WHAT YOU HAVE TO DO: All that is needed is each line of the entries holding the word "divider", copied as it stands.

[DATASET CONTENT]

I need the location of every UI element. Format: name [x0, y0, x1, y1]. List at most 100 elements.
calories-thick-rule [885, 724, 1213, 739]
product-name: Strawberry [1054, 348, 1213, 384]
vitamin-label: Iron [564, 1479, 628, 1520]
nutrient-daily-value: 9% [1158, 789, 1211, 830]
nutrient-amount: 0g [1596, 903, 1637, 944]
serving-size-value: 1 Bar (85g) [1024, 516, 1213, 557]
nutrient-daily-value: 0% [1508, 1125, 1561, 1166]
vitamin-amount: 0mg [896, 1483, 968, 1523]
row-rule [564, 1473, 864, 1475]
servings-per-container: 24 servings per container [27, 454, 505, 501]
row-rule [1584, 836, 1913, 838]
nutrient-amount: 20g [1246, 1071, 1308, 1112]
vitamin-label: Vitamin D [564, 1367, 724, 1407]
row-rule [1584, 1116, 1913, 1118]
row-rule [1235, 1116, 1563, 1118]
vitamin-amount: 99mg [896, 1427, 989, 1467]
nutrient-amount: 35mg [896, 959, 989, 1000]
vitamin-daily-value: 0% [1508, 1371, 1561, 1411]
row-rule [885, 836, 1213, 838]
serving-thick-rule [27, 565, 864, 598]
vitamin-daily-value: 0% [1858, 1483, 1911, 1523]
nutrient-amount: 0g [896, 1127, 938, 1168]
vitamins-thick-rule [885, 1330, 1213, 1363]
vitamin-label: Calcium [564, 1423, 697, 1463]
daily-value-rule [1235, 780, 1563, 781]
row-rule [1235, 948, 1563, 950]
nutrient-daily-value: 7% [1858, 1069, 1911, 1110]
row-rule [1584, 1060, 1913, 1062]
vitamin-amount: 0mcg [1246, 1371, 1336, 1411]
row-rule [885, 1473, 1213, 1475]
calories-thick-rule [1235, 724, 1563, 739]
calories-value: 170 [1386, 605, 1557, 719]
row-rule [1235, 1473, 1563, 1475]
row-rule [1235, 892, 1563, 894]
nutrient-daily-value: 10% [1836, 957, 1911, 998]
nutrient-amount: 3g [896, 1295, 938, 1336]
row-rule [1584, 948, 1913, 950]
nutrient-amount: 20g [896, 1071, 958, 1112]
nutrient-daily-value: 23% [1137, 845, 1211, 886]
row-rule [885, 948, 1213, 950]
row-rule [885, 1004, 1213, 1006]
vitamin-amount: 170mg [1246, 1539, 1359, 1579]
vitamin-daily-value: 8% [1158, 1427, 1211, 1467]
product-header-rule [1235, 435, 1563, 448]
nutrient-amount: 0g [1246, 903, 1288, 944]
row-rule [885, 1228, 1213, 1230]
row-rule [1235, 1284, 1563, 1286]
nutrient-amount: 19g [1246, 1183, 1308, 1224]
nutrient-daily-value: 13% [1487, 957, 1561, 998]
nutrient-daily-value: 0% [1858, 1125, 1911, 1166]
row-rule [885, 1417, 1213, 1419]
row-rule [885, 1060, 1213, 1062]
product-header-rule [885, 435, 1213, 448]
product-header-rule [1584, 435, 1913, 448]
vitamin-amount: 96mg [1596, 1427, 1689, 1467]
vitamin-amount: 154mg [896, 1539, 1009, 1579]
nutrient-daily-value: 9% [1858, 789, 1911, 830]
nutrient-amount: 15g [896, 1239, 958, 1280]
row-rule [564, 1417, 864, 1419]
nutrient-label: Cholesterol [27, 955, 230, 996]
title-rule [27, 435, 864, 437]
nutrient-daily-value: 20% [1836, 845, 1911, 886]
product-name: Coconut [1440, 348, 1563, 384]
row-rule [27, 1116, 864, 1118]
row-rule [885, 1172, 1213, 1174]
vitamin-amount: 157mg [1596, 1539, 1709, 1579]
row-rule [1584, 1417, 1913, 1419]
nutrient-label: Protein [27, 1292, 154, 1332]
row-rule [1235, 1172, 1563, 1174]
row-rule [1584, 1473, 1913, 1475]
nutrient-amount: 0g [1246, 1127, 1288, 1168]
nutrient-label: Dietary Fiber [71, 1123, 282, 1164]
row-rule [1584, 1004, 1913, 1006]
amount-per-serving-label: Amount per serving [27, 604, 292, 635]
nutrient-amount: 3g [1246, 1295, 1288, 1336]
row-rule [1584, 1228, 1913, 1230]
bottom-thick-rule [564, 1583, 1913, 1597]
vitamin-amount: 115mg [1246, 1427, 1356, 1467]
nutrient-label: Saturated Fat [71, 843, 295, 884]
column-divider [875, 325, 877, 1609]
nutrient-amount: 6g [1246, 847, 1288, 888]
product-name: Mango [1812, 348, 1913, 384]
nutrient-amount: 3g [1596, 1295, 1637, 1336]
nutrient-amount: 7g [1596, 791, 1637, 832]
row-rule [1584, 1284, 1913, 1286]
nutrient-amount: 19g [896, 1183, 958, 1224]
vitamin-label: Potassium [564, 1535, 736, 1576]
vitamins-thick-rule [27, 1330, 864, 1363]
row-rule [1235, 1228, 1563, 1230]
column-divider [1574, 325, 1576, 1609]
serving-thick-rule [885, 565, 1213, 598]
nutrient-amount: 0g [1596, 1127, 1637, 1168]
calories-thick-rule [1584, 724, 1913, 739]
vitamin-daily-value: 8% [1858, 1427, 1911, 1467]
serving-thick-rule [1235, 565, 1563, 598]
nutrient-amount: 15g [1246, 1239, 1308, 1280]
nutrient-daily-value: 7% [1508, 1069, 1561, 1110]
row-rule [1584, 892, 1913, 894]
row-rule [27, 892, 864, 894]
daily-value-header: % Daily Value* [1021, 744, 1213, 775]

[/DATASET CONTENT]

EXPECTED ANSWER:
column-divider [875, 325, 877, 1609]
column-divider [1574, 325, 1576, 1609]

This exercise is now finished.